*WHAT THE TASK REQUIRES*. Reproduce all the entries exactly.
==== INPUT ROWS ====
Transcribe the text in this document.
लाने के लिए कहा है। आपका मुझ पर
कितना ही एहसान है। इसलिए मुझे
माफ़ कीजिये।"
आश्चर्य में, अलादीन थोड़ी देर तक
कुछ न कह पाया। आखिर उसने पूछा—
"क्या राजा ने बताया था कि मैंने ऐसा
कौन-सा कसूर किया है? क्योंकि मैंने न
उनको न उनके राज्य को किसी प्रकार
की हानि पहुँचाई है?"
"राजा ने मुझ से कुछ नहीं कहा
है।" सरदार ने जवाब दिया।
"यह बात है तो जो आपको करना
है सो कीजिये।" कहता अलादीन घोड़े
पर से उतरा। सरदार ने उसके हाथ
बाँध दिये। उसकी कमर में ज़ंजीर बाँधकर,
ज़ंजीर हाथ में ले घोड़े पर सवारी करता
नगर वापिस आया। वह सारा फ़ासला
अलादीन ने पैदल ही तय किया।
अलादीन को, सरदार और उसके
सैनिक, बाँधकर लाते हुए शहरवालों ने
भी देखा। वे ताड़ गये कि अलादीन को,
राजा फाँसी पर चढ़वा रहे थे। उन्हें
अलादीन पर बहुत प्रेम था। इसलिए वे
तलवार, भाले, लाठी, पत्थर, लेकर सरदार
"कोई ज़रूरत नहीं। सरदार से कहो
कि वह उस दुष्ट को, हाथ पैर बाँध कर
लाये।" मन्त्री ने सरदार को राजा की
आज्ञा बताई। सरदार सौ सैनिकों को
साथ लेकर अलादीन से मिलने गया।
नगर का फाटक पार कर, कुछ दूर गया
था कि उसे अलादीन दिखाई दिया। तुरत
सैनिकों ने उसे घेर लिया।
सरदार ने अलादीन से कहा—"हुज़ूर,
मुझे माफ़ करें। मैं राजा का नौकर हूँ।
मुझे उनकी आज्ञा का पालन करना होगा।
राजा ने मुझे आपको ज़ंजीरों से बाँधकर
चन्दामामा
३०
====
*THE ANSWER*.
Transcribe the text in this document.
लाने के लिए कहा है। आपका मुझ पर
कितना ही एहसान है। इसलिए मुझे
माफ़ कीजिये।"
आश्चर्य में, अलादीन थोड़ी देर तक
कुछ न कह पाया। आखिर उसने पूछा—
"क्या राजा ने बताया था कि मैंने ऐसा
कौन-सा कसूर किया है? क्योंकि मैंने न
उनको न उनके राज्य को किसी प्रकार
की हानि पहुँचाई है?"
"राजा ने मुझ से कुछ नहीं कहा
है।" सरदार ने जवाब दिया।
"यह बात है तो जो आपको करना
है सो कीजिये।" कहता अलादीन घोड़े
पर से उतरा। सरदार ने उसके हाथ
बाँध दिये। उसकी कमर में ज़ंजीर बाँधकर,
ज़ंजीर हाथ में ले घोड़े पर सवारी करता
नगर वापिस आया। वह सारा फ़ासला
अलादीन ने पैदल ही तय किया।
अलादीन को, सरदार और उसके
सैनिक, बाँधकर लाते हुए शहरवालों ने
भी देखा। वे ताड़ गये कि अलादीन को,
राजा फाँसी पर चढ़वा रहे थे। उन्हें
अलादीन पर बहुत प्रेम था। इसलिए वे
तलवार, भाले, लाठी, पत्थर, लेकर सरदार
"कोई ज़रूरत नहीं। सरदार से कहो
कि वह उस दुष्ट को, हाथ पैर बाँध कर
लाये।" मन्त्री ने सरदार को राजा की
आज्ञा बताई। सरदार सौ सैनिकों को
साथ लेकर अलादीन से मिलने गया।
नगर का फाटक पार कर, कुछ दूर गया
था कि उसे अलादीन दिखाई दिया। तुरत
सैनिकों ने उसे घेर लिया।
सरदार ने अलादीन से कहा—"हुज़ूर,
मुझे माफ़ करें। मैं राजा का नौकर हूँ।
मुझे उनकी आज्ञा का पालन करना होगा।
राजा ने मुझे आपको ज़ंजीरों से बाँधकर
चन्दामामा
३०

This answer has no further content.